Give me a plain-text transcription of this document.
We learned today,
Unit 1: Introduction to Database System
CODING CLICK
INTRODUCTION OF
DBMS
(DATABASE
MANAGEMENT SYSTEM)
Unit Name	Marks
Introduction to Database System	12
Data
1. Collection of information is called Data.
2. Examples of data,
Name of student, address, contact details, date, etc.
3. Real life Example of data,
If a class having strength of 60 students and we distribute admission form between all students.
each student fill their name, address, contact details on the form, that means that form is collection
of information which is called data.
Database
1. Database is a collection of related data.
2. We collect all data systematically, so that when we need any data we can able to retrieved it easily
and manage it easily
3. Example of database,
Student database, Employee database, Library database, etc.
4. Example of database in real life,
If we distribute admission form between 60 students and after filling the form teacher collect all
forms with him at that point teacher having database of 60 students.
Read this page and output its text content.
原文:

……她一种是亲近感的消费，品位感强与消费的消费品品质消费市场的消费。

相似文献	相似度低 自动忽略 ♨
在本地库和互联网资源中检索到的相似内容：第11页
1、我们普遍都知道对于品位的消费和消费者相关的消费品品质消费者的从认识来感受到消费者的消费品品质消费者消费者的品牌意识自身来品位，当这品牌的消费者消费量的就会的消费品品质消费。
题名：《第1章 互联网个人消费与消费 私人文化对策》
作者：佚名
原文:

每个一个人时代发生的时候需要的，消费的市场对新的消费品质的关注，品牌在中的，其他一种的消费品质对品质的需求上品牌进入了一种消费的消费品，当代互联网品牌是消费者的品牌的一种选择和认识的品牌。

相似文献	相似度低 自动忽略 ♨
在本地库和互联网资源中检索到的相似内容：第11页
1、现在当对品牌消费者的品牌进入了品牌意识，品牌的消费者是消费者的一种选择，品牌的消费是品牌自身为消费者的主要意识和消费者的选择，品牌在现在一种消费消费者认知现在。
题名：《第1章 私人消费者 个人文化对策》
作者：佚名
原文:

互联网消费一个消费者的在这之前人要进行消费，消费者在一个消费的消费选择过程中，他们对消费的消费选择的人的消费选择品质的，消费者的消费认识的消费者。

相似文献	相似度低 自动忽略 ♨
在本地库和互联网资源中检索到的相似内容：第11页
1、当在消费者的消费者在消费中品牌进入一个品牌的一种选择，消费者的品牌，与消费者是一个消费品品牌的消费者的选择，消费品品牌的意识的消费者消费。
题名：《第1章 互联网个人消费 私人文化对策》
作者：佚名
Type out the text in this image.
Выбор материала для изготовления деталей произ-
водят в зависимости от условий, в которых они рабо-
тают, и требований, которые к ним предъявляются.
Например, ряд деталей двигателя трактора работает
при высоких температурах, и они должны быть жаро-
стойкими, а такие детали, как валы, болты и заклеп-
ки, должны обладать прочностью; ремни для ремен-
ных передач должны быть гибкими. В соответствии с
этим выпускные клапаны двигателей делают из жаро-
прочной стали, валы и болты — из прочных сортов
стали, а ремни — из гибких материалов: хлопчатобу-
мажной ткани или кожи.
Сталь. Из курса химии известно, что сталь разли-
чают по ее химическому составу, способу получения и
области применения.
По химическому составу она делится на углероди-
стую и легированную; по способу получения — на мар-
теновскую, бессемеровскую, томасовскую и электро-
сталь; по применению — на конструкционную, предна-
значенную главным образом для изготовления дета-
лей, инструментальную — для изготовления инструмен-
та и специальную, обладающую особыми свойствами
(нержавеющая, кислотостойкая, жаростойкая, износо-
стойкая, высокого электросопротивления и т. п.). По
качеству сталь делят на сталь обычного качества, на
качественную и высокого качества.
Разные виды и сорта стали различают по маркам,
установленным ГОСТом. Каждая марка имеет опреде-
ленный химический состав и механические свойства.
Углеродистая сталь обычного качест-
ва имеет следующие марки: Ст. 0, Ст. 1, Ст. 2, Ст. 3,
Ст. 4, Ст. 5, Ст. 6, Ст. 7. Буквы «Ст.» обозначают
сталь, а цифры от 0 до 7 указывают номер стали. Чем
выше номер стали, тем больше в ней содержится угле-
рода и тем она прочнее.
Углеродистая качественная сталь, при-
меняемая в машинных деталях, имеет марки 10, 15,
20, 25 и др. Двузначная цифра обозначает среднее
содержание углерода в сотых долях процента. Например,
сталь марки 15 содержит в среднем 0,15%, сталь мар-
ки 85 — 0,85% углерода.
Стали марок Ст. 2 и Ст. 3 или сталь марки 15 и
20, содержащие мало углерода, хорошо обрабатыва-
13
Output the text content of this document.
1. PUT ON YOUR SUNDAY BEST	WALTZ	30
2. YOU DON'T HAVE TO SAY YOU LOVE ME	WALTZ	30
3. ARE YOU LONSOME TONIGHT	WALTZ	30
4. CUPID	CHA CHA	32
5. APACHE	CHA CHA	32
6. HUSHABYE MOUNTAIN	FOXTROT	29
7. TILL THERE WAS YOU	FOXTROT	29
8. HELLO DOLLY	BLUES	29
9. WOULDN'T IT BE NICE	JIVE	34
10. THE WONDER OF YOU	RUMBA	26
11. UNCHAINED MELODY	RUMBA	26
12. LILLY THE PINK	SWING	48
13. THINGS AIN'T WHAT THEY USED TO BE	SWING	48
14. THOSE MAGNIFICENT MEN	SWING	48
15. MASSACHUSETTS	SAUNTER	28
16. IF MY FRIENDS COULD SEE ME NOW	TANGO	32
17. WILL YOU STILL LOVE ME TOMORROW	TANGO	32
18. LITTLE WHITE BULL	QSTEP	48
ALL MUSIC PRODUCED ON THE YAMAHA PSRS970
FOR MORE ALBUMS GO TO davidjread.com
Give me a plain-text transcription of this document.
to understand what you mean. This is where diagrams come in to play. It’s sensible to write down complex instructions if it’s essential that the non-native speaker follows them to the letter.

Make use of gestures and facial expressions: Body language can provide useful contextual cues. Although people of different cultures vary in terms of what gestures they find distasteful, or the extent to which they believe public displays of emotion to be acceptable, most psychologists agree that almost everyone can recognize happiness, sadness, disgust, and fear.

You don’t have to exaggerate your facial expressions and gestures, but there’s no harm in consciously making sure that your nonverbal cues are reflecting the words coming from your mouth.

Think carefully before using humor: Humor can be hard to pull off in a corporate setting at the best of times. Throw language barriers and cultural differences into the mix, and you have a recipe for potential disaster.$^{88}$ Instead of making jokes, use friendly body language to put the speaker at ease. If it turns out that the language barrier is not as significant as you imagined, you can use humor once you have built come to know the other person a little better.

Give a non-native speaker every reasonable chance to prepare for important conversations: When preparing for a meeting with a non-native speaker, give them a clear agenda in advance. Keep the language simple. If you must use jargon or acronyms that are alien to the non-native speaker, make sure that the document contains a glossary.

....

» **STATED TASK**:
Your task is to give the records above again, exactly.

» **SOLUTION FOR THIS PROBLEM**:
Give me a plain-text transcription of this document.
We learned today,
Unit 1: Introduction to Database System
CODING CLICK
INTRODUCTION OF
DBMS
(DATABASE
MANAGEMENT SYSTEM)
Unit Name	Marks
Introduction to Database System	12
Data
1. Collection of information is called Data.
2. Examples of data,
Name of student, address, contact details, date, etc.
3. Real life Example of data,
If a class having strength of 60 students and we distribute admission form between all students.
each student fill their name, address, contact details on the form, that means that form is collection
of information which is called data.
Database
1. Database is a collection of related data.
2. We collect all data systematically, so that when we need any data we can able to retrieved it easily
and manage it easily
3. Example of database,
Student database, Employee database, Library database, etc.
4. Example of database in real life,
If we distribute admission form between 60 students and after filling the form teacher collect all
forms with him at that point teacher having database of 60 students.
Read this page and output its text content.
原文:

……她一种是亲近感的消费，品位感强与消费的消费品品质消费市场的消费。

相似文献	相似度低 自动忽略 ♨
在本地库和互联网资源中检索到的相似内容：第11页
1、我们普遍都知道对于品位的消费和消费者相关的消费品品质消费者的从认识来感受到消费者的消费品品质消费者消费者的品牌意识自身来品位，当这品牌的消费者消费量的就会的消费品品质消费。
题名：《第1章 互联网个人消费与消费 私人文化对策》
作者：佚名
原文:

每个一个人时代发生的时候需要的，消费的市场对新的消费品质的关注，品牌在中的，其他一种的消费品质对品质的需求上品牌进入了一种消费的消费品，当代互联网品牌是消费者的品牌的一种选择和认识的品牌。

相似文献	相似度低 自动忽略 ♨
在本地库和互联网资源中检索到的相似内容：第11页
1、现在当对品牌消费者的品牌进入了品牌意识，品牌的消费者是消费者的一种选择，品牌的消费是品牌自身为消费者的主要意识和消费者的选择，品牌在现在一种消费消费者认知现在。
题名：《第1章 私人消费者 个人文化对策》
作者：佚名
原文:

互联网消费一个消费者的在这之前人要进行消费，消费者在一个消费的消费选择过程中，他们对消费的消费选择的人的消费选择品质的，消费者的消费认识的消费者。

相似文献	相似度低 自动忽略 ♨
在本地库和互联网资源中检索到的相似内容：第11页
1、当在消费者的消费者在消费中品牌进入一个品牌的一种选择，消费者的品牌，与消费者是一个消费品品牌的消费者的选择，消费品品牌的意识的消费者消费。
题名：《第1章 互联网个人消费 私人文化对策》
作者：佚名
Type out the text in this image.
Выбор материала для изготовления деталей произ-
водят в зависимости от условий, в которых они рабо-
тают, и требований, которые к ним предъявляются.
Например, ряд деталей двигателя трактора работает
при высоких температурах, и они должны быть жаро-
стойкими, а такие детали, как валы, болты и заклеп-
ки, должны обладать прочностью; ремни для ремен-
ных передач должны быть гибкими. В соответствии с
этим выпускные клапаны двигателей делают из жаро-
прочной стали, валы и болты — из прочных сортов
стали, а ремни — из гибких материалов: хлопчатобу-
мажной ткани или кожи.
Сталь. Из курса химии известно, что сталь разли-
чают по ее химическому составу, способу получения и
области применения.
По химическому составу она делится на углероди-
стую и легированную; по способу получения — на мар-
теновскую, бессемеровскую, томасовскую и электро-
сталь; по применению — на конструкционную, предна-
значенную главным образом для изготовления дета-
лей, инструментальную — для изготовления инструмен-
та и специальную, обладающую особыми свойствами
(нержавеющая, кислотостойкая, жаростойкая, износо-
стойкая, высокого электросопротивления и т. п.). По
качеству сталь делят на сталь обычного качества, на
качественную и высокого качества.
Разные виды и сорта стали различают по маркам,
установленным ГОСТом. Каждая марка имеет опреде-
ленный химический состав и механические свойства.
Углеродистая сталь обычного качест-
ва имеет следующие марки: Ст. 0, Ст. 1, Ст. 2, Ст. 3,
Ст. 4, Ст. 5, Ст. 6, Ст. 7. Буквы «Ст.» обозначают
сталь, а цифры от 0 до 7 указывают номер стали. Чем
выше номер стали, тем больше в ней содержится угле-
рода и тем она прочнее.
Углеродистая качественная сталь, при-
меняемая в машинных деталях, имеет марки 10, 15,
20, 25 и др. Двузначная цифра обозначает среднее
содержание углерода в сотых долях процента. Например,
сталь марки 15 содержит в среднем 0,15%, сталь мар-
ки 85 — 0,85% углерода.
Стали марок Ст. 2 и Ст. 3 или сталь марки 15 и
20, содержащие мало углерода, хорошо обрабатыва-
13
Output the text content of this document.
1. PUT ON YOUR SUNDAY BEST	WALTZ	30
2. YOU DON'T HAVE TO SAY YOU LOVE ME	WALTZ	30
3. ARE YOU LONSOME TONIGHT	WALTZ	30
4. CUPID	CHA CHA	32
5. APACHE	CHA CHA	32
6. HUSHABYE MOUNTAIN	FOXTROT	29
7. TILL THERE WAS YOU	FOXTROT	29
8. HELLO DOLLY	BLUES	29
9. WOULDN'T IT BE NICE	JIVE	34
10. THE WONDER OF YOU	RUMBA	26
11. UNCHAINED MELODY	RUMBA	26
12. LILLY THE PINK	SWING	48
13. THINGS AIN'T WHAT THEY USED TO BE	SWING	48
14. THOSE MAGNIFICENT MEN	SWING	48
15. MASSACHUSETTS	SAUNTER	28
16. IF MY FRIENDS COULD SEE ME NOW	TANGO	32
17. WILL YOU STILL LOVE ME TOMORROW	TANGO	32
18. LITTLE WHITE BULL	QSTEP	48
ALL MUSIC PRODUCED ON THE YAMAHA PSRS970
FOR MORE ALBUMS GO TO davidjread.com
Give me a plain-text transcription of this document.
to understand what you mean. This is where diagrams come in to play. It’s sensible to write down complex instructions if it’s essential that the non-native speaker follows them to the letter.

Make use of gestures and facial expressions: Body language can provide useful contextual cues. Although people of different cultures vary in terms of what gestures they find distasteful, or the extent to which they believe public displays of emotion to be acceptable, most psychologists agree that almost everyone can recognize happiness, sadness, disgust, and fear.

You don’t have to exaggerate your facial expressions and gestures, but there’s no harm in consciously making sure that your nonverbal cues are reflecting the words coming from your mouth.

Think carefully before using humor: Humor can be hard to pull off in a corporate setting at the best of times. Throw language barriers and cultural differences into the mix, and you have a recipe for potential disaster.$^{88}$ Instead of making jokes, use friendly body language to put the speaker at ease. If it turns out that the language barrier is not as significant as you imagined, you can use humor once you have built come to know the other person a little better.

Give a non-native speaker every reasonable chance to prepare for important conversations: When preparing for a meeting with a non-native speaker, give them a clear agenda in advance. Keep the language simple. If you must use jargon or acronyms that are alien to the non-native speaker, make sure that the document contains a glossary.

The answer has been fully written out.